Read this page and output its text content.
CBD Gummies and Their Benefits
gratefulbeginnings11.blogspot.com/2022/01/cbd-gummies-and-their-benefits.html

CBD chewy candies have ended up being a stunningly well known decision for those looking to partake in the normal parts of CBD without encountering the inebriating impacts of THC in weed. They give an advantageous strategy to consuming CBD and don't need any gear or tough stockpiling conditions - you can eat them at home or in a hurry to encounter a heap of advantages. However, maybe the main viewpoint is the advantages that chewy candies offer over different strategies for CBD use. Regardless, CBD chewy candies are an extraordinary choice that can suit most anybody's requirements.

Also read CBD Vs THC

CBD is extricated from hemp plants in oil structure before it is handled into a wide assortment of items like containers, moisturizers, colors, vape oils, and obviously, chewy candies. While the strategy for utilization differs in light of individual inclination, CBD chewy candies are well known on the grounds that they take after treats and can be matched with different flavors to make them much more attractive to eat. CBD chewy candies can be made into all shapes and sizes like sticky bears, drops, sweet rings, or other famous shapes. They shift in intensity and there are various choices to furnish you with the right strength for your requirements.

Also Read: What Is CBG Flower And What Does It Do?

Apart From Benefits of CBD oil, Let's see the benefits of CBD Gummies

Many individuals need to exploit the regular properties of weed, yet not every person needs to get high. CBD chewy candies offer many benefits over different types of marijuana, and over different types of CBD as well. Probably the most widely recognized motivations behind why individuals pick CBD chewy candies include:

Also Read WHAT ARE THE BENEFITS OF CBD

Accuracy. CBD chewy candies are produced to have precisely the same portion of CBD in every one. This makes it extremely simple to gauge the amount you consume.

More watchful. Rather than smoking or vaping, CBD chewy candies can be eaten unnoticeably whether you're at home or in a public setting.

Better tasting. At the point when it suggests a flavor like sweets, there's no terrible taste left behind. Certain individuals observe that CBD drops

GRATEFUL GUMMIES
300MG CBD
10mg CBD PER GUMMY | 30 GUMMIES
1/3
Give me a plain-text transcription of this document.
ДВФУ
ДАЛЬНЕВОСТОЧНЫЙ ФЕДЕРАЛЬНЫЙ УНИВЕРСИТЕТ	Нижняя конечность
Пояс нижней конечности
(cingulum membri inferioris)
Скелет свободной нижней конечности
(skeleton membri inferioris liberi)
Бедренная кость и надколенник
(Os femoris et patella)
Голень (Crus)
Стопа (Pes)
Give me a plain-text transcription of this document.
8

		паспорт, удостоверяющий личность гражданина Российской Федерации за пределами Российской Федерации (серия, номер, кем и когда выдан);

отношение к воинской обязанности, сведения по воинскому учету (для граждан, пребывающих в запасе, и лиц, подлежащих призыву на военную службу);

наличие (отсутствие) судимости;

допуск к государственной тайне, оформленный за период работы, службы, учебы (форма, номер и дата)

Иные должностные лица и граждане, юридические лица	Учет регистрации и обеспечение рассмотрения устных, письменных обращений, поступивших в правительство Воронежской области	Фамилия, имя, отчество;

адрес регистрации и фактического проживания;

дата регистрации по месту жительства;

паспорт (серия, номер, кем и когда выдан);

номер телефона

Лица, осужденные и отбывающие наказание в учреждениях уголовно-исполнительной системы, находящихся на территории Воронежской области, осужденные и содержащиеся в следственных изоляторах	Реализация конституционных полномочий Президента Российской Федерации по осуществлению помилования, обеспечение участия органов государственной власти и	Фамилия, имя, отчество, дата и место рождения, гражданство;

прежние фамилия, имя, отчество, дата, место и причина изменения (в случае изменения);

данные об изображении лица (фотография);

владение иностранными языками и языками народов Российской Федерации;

-- -- --

The task:
Determine the number of lines in the listing that contain the string "нижней". Write that number and nothing else.

Final result:
2